Stored items

__________________________________________________

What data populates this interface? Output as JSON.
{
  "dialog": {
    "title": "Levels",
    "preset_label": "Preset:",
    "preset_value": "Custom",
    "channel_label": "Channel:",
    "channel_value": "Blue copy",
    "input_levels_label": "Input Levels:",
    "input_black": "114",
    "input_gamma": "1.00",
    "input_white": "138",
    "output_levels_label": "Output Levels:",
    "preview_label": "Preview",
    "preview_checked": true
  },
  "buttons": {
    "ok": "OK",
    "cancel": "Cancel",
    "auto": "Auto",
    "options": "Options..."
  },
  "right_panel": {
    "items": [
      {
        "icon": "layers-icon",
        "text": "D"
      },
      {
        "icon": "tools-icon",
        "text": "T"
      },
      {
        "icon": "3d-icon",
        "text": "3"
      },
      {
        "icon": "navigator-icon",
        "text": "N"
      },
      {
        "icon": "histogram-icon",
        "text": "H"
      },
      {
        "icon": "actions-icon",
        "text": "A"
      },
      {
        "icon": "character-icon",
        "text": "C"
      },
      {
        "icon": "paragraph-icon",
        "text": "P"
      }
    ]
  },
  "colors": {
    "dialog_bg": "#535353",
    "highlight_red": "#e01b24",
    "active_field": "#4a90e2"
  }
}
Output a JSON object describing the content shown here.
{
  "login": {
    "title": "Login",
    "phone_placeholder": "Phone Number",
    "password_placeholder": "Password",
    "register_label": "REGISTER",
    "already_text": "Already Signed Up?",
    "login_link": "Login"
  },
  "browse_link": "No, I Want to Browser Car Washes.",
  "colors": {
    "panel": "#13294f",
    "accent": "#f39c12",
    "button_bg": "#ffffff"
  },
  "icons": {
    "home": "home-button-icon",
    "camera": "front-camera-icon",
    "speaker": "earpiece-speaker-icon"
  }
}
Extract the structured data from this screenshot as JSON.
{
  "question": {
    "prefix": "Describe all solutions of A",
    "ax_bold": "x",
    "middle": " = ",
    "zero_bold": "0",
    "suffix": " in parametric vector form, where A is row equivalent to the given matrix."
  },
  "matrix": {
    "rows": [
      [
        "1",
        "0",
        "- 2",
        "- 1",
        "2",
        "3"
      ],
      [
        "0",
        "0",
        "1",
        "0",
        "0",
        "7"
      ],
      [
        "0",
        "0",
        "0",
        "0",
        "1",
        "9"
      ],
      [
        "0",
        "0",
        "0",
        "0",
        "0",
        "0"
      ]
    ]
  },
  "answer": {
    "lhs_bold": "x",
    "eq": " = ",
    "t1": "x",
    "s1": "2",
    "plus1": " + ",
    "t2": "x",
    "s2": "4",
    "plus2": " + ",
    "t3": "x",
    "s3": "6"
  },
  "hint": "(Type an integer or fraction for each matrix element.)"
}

__________________________________________________

▸ **THE PROBLEM**: The records above should be duplicated in full, exactly as given.

▸ **SOLUTION FOR THIS EXERCISE**:
What data populates this interface? Output as JSON.
{
  "dialog": {
    "title": "Levels",
    "preset_label": "Preset:",
    "preset_value": "Custom",
    "channel_label": "Channel:",
    "channel_value": "Blue copy",
    "input_levels_label": "Input Levels:",
    "input_black": "114",
    "input_gamma": "1.00",
    "input_white": "138",
    "output_levels_label": "Output Levels:",
    "preview_label": "Preview",
    "preview_checked": true
  },
  "buttons": {
    "ok": "OK",
    "cancel": "Cancel",
    "auto": "Auto",
    "options": "Options..."
  },
  "right_panel": {
    "items": [
      {
        "icon": "layers-icon",
        "text": "D"
      },
      {
        "icon": "tools-icon",
        "text": "T"
      },
      {
        "icon": "3d-icon",
        "text": "3"
      },
      {
        "icon": "navigator-icon",
        "text": "N"
      },
      {
        "icon": "histogram-icon",
        "text": "H"
      },
      {
        "icon": "actions-icon",
        "text": "A"
      },
      {
        "icon": "character-icon",
        "text": "C"
      },
      {
        "icon": "paragraph-icon",
        "text": "P"
      }
    ]
  },
  "colors": {
    "dialog_bg": "#535353",
    "highlight_red": "#e01b24",
    "active_field": "#4a90e2"
  }
}
Output a JSON object describing the content shown here.
{
  "login": {
    "title": "Login",
    "phone_placeholder": "Phone Number",
    "password_placeholder": "Password",
    "register_label": "REGISTER",
    "already_text": "Already Signed Up?",
    "login_link": "Login"
  },
  "browse_link": "No, I Want to Browser Car Washes.",
  "colors": {
    "panel": "#13294f",
    "accent": "#f39c12",
    "button_bg": "#ffffff"
  },
  "icons": {
    "home": "home-button-icon",
    "camera": "front-camera-icon",
    "speaker": "earpiece-speaker-icon"
  }
}
Extract the structured data from this screenshot as JSON.
{
  "question": {
    "prefix": "Describe all solutions of A",
    "ax_bold": "x",
    "middle": " = ",
    "zero_bold": "0",
    "suffix": " in parametric vector form, where A is row equivalent to the given matrix."
  },
  "matrix": {
    "rows": [
      [
        "1",
        "0",
        "- 2",
        "- 1",
        "2",
        "3"
      ],
      [
        "0",
        "0",
        "1",
        "0",
        "0",
        "7"
      ],
      [
        "0",
        "0",
        "0",
        "0",
        "1",
        "9"
      ],
      [
        "0",
        "0",
        "0",
        "0",
        "0",
        "0"
      ]
    ]
  },
  "answer": {
    "lhs_bold": "x",
    "eq": " = ",
    "t1": "x",
    "s1": "2",
    "plus1": " + ",
    "t2": "x",
    "s2": "4",
    "plus2": " + ",
    "t3": "x",
    "s3": "6"
  },
  "hint": "(Type an integer or fraction for each matrix element.)"
}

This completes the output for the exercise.